━━━━━ INPUT
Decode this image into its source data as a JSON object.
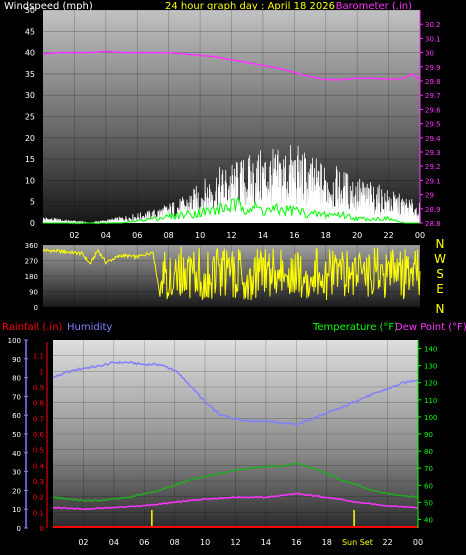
{
  "header": {
    "left_label": "Windspeed (mph)",
    "title": "24 hour graph day : April 18 2026",
    "right_label": "Barometer (.in)"
  },
  "compass": {
    "n": "N",
    "w": "W",
    "s": "S",
    "e": "E",
    "n2": "N"
  },
  "bottom_labels": {
    "rain": "Rainfall (.in)",
    "humidity": "Humidity",
    "temp": "Temperature (°F)",
    "dew": "Dew Point (°F)"
  },
  "colors": {
    "wind_white": "#ffffff",
    "wind_gust_green": "#00ff00",
    "barometer": "#ff33ff",
    "direction": "#ffff00",
    "humidity": "#8080ff",
    "temperature": "#22aa22",
    "dewpoint": "#ff33ff",
    "rain": "#ff0000",
    "markers": "#ffff00"
  },
  "chart_data": [
    {
      "type": "line",
      "name": "wind_barometer",
      "x_ticks": [
        "02",
        "04",
        "06",
        "08",
        "10",
        "12",
        "14",
        "16",
        "18",
        "20",
        "22",
        "00"
      ],
      "left_axis": {
        "label": "Windspeed (mph)",
        "ylim": [
          0,
          50
        ],
        "ticks": [
          "0",
          "5",
          "10",
          "15",
          "20",
          "25",
          "30",
          "35",
          "40",
          "45",
          "50"
        ]
      },
      "right_axis": {
        "label": "Barometer (.in)",
        "ylim": [
          28.8,
          30.3
        ],
        "ticks": [
          "28.8",
          "28.9",
          "29",
          "29.1",
          "29.2",
          "29.3",
          "29.4",
          "29.5",
          "29.6",
          "29.7",
          "29.8",
          "29.9",
          "30",
          "30.1",
          "30.2"
        ]
      },
      "series": [
        {
          "name": "Barometer",
          "axis": "right",
          "x": [
            0,
            1,
            2,
            3,
            4,
            5,
            6,
            7,
            8,
            9,
            10,
            11,
            12,
            13,
            14,
            15,
            16,
            17,
            18,
            19,
            20,
            21,
            22,
            23,
            23.5,
            24
          ],
          "values": [
            29.99,
            30.0,
            30.0,
            30.0,
            30.01,
            30.0,
            30.0,
            30.0,
            30.0,
            29.99,
            29.98,
            29.97,
            29.95,
            29.93,
            29.91,
            29.89,
            29.86,
            29.83,
            29.81,
            29.81,
            29.82,
            29.82,
            29.81,
            29.82,
            29.85,
            29.81
          ]
        },
        {
          "name": "Windspeed",
          "axis": "left",
          "x": [
            0,
            3,
            5,
            7,
            8,
            9,
            10,
            11,
            12,
            13,
            14,
            15,
            16,
            17,
            18,
            19,
            20,
            21,
            22,
            23,
            24
          ],
          "values": [
            1,
            0,
            1,
            2,
            3,
            4,
            6,
            8,
            9,
            10,
            11,
            11,
            12,
            10,
            9,
            8,
            7,
            6,
            5,
            4,
            3
          ]
        },
        {
          "name": "Wind Gust",
          "axis": "left",
          "x": [
            0,
            5,
            7,
            9,
            11,
            12,
            13,
            14,
            15,
            16,
            17,
            18,
            19,
            20,
            21,
            22,
            23,
            24
          ],
          "values": [
            0,
            0,
            1,
            2,
            3,
            4,
            4,
            3,
            3,
            3,
            2,
            2,
            2,
            1,
            1,
            1,
            0,
            0
          ]
        }
      ]
    },
    {
      "type": "line",
      "name": "wind_direction",
      "x_ticks": [
        "02",
        "04",
        "06",
        "08",
        "10",
        "12",
        "14",
        "16",
        "18",
        "20",
        "22",
        "00"
      ],
      "ylim": [
        0,
        360
      ],
      "ticks": [
        "0",
        "90",
        "180",
        "270",
        "360"
      ],
      "series": [
        {
          "name": "Wind Direction",
          "x": [
            0,
            1.5,
            2.5,
            3,
            3.5,
            4,
            5,
            6,
            7,
            7.5,
            8,
            9,
            10,
            11,
            12,
            13,
            14,
            15,
            16,
            17,
            18,
            19,
            20,
            21,
            22,
            23,
            24
          ],
          "values": [
            330,
            320,
            310,
            250,
            330,
            260,
            300,
            290,
            320,
            40,
            200,
            150,
            180,
            200,
            160,
            220,
            200,
            170,
            190,
            200,
            180,
            210,
            190,
            170,
            200,
            180,
            160
          ]
        }
      ]
    },
    {
      "type": "line",
      "name": "temp_humidity_rain",
      "x_ticks": [
        "02",
        "04",
        "06",
        "08",
        "10",
        "12",
        "14",
        "16",
        "18",
        "Sun",
        "Set",
        "22",
        "00"
      ],
      "humidity_axis": {
        "ylim": [
          0,
          100
        ],
        "ticks": [
          "0",
          "10",
          "20",
          "30",
          "40",
          "50",
          "60",
          "70",
          "80",
          "90",
          "100"
        ]
      },
      "rain_axis": {
        "ylim": [
          0,
          1.2
        ],
        "ticks": [
          "0",
          "0.1",
          "0.2",
          "0.3",
          "0.4",
          "0.5",
          "0.6",
          "0.7",
          "0.8",
          "0.9",
          "1",
          "1.1"
        ]
      },
      "temp_axis": {
        "ylim": [
          35,
          145
        ],
        "ticks": [
          "40",
          "50",
          "60",
          "70",
          "80",
          "90",
          "100",
          "110",
          "120",
          "130",
          "140"
        ]
      },
      "markers": {
        "sunrise_hour": 6.5,
        "sunset_hour": 19.8
      },
      "series": [
        {
          "name": "Humidity",
          "axis": "humidity",
          "x": [
            0,
            1,
            2,
            3,
            4,
            5,
            6,
            7,
            8,
            9,
            10,
            11,
            12,
            13,
            14,
            15,
            16,
            17,
            18,
            19,
            20,
            21,
            22,
            23,
            24
          ],
          "values": [
            80,
            83,
            85,
            86,
            88,
            88,
            87,
            87,
            84,
            76,
            67,
            60,
            58,
            57,
            57,
            56,
            55,
            58,
            61,
            64,
            68,
            71,
            74,
            77,
            79
          ]
        },
        {
          "name": "Temperature",
          "axis": "temp",
          "x": [
            0,
            1,
            2,
            3,
            4,
            5,
            6,
            7,
            8,
            9,
            10,
            11,
            12,
            13,
            14,
            15,
            16,
            17,
            18,
            19,
            20,
            21,
            22,
            23,
            24
          ],
          "values": [
            53,
            52,
            51,
            51,
            52,
            53,
            55,
            57,
            60,
            63,
            65,
            67,
            69,
            70,
            71,
            71,
            73,
            70,
            67,
            63,
            60,
            57,
            55,
            54,
            53
          ]
        },
        {
          "name": "Dew Point",
          "axis": "temp",
          "x": [
            0,
            2,
            4,
            6,
            8,
            10,
            12,
            14,
            16,
            17,
            18,
            20,
            22,
            24
          ],
          "values": [
            47,
            46,
            47,
            48,
            50,
            52,
            53,
            53,
            55,
            54,
            53,
            50,
            48,
            47
          ]
        },
        {
          "name": "Rainfall",
          "axis": "rain",
          "x": [
            0,
            24
          ],
          "values": [
            0,
            0
          ]
        }
      ]
    }
  ]
}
━━━━━━━━━━
◆ INSTRUCTION
Copy each line above precisely, dropping the pictures.

◆ ANSWER TO THIS PROBLEM
Decode this image into its source data as a JSON object.
{
  "header": {
    "left_label": "Windspeed (mph)",
    "title": "24 hour graph day : April 18 2026",
    "right_label": "Barometer (.in)"
  },
  "compass": {
    "n": "N",
    "w": "W",
    "s": "S",
    "e": "E",
    "n2": "N"
  },
  "bottom_labels": {
    "rain": "Rainfall (.in)",
    "humidity": "Humidity",
    "temp": "Temperature (°F)",
    "dew": "Dew Point (°F)"
  },
  "colors": {
    "wind_white": "#ffffff",
    "wind_gust_green": "#00ff00",
    "barometer": "#ff33ff",
    "direction": "#ffff00",
    "humidity": "#8080ff",
    "temperature": "#22aa22",
    "dewpoint": "#ff33ff",
    "rain": "#ff0000",
    "markers": "#ffff00"
  },
  "chart_data": [
    {
      "type": "line",
      "name": "wind_barometer",
      "x_ticks": [
        "02",
        "04",
        "06",
        "08",
        "10",
        "12",
        "14",
        "16",
        "18",
        "20",
        "22",
        "00"
      ],
      "left_axis": {
        "label": "Windspeed (mph)",
        "ylim": [
          0,
          50
        ],
        "ticks": [
          "0",
          "5",
          "10",
          "15",
          "20",
          "25",
          "30",
          "35",
          "40",
          "45",
          "50"
        ]
      },
      "right_axis": {
        "label": "Barometer (.in)",
        "ylim": [
          28.8,
          30.3
        ],
        "ticks": [
          "28.8",
          "28.9",
          "29",
          "29.1",
          "29.2",
          "29.3",
          "29.4",
          "29.5",
          "29.6",
          "29.7",
          "29.8",
          "29.9",
          "30",
          "30.1",
          "30.2"
        ]
      },
      "series": [
        {
          "name": "Barometer",
          "axis": "right",
          "x": [
            0,
            1,
            2,
            3,
            4,
            5,
            6,
            7,
            8,
            9,
            10,
            11,
            12,
            13,
            14,
            15,
            16,
            17,
            18,
            19,
            20,
            21,
            22,
            23,
            23.5,
            24
          ],
          "values": [
            29.99,
            30.0,
            30.0,
            30.0,
            30.01,
            30.0,
            30.0,
            30.0,
            30.0,
            29.99,
            29.98,
            29.97,
            29.95,
            29.93,
            29.91,
            29.89,
            29.86,
            29.83,
            29.81,
            29.81,
            29.82,
            29.82,
            29.81,
            29.82,
            29.85,
            29.81
          ]
        },
        {
          "name": "Windspeed",
          "axis": "left",
          "x": [
            0,
            3,
            5,
            7,
            8,
            9,
            10,
            11,
            12,
            13,
            14,
            15,
            16,
            17,
            18,
            19,
            20,
            21,
            22,
            23,
            24
          ],
          "values": [
            1,
            0,
            1,
            2,
            3,
            4,
            6,
            8,
            9,
            10,
            11,
            11,
            12,
            10,
            9,
            8,
            7,
            6,
            5,
            4,
            3
          ]
        },
        {
          "name": "Wind Gust",
          "axis": "left",
          "x": [
            0,
            5,
            7,
            9,
            11,
            12,
            13,
            14,
            15,
            16,
            17,
            18,
            19,
            20,
            21,
            22,
            23,
            24
          ],
          "values": [
            0,
            0,
            1,
            2,
            3,
            4,
            4,
            3,
            3,
            3,
            2,
            2,
            2,
            1,
            1,
            1,
            0,
            0
          ]
        }
      ]
    },
    {
      "type": "line",
      "name": "wind_direction",
      "x_ticks": [
        "02",
        "04",
        "06",
        "08",
        "10",
        "12",
        "14",
        "16",
        "18",
        "20",
        "22",
        "00"
      ],
      "ylim": [
        0,
        360
      ],
      "ticks": [
        "0",
        "90",
        "180",
        "270",
        "360"
      ],
      "series": [
        {
          "name": "Wind Direction",
          "x": [
            0,
            1.5,
            2.5,
            3,
            3.5,
            4,
            5,
            6,
            7,
            7.5,
            8,
            9,
            10,
            11,
            12,
            13,
            14,
            15,
            16,
            17,
            18,
            19,
            20,
            21,
            22,
            23,
            24
          ],
          "values": [
            330,
            320,
            310,
            250,
            330,
            260,
            300,
            290,
            320,
            40,
            200,
            150,
            180,
            200,
            160,
            220,
            200,
            170,
            190,
            200,
            180,
            210,
            190,
            170,
            200,
            180,
            160
          ]
        }
      ]
    },
    {
      "type": "line",
      "name": "temp_humidity_rain",
      "x_ticks": [
        "02",
        "04",
        "06",
        "08",
        "10",
        "12",
        "14",
        "16",
        "18",
        "Sun",
        "Set",
        "22",
        "00"
      ],
      "humidity_axis": {
        "ylim": [
          0,
          100
        ],
        "ticks": [
          "0",
          "10",
          "20",
          "30",
          "40",
          "50",
          "60",
          "70",
          "80",
          "90",
          "100"
        ]
      },
      "rain_axis": {
        "ylim": [
          0,
          1.2
        ],
        "ticks": [
          "0",
          "0.1",
          "0.2",
          "0.3",
          "0.4",
          "0.5",
          "0.6",
          "0.7",
          "0.8",
          "0.9",
          "1",
          "1.1"
        ]
      },
      "temp_axis": {
        "ylim": [
          35,
          145
        ],
        "ticks": [
          "40",
          "50",
          "60",
          "70",
          "80",
          "90",
          "100",
          "110",
          "120",
          "130",
          "140"
        ]
      },
      "markers": {
        "sunrise_hour": 6.5,
        "sunset_hour": 19.8
      },
      "series": [
        {
          "name": "Humidity",
          "axis": "humidity",
          "x": [
            0,
            1,
            2,
            3,
            4,
            5,
            6,
            7,
            8,
            9,
            10,
            11,
            12,
            13,
            14,
            15,
            16,
            17,
            18,
            19,
            20,
            21,
            22,
            23,
            24
          ],
          "values": [
            80,
            83,
            85,
            86,
            88,
            88,
            87,
            87,
            84,
            76,
            67,
            60,
            58,
            57,
            57,
            56,
            55,
            58,
            61,
            64,
            68,
            71,
            74,
            77,
            79
          ]
        },
        {
          "name": "Temperature",
          "axis": "temp",
          "x": [
            0,
            1,
            2,
            3,
            4,
            5,
            6,
            7,
            8,
            9,
            10,
            11,
            12,
            13,
            14,
            15,
            16,
            17,
            18,
            19,
            20,
            21,
            22,
            23,
            24
          ],
          "values": [
            53,
            52,
            51,
            51,
            52,
            53,
            55,
            57,
            60,
            63,
            65,
            67,
            69,
            70,
            71,
            71,
            73,
            70,
            67,
            63,
            60,
            57,
            55,
            54,
            53
          ]
        },
        {
          "name": "Dew Point",
          "axis": "temp",
          "x": [
            0,
            2,
            4,
            6,
            8,
            10,
            12,
            14,
            16,
            17,
            18,
            20,
            22,
            24
          ],
          "values": [
            47,
            46,
            47,
            48,
            50,
            52,
            53,
            53,
            55,
            54,
            53,
            50,
            48,
            47
          ]
        },
        {
          "name": "Rainfall",
          "axis": "rain",
          "x": [
            0,
            24
          ],
          "values": [
            0,
            0
          ]
        }
      ]
    }
  ]
}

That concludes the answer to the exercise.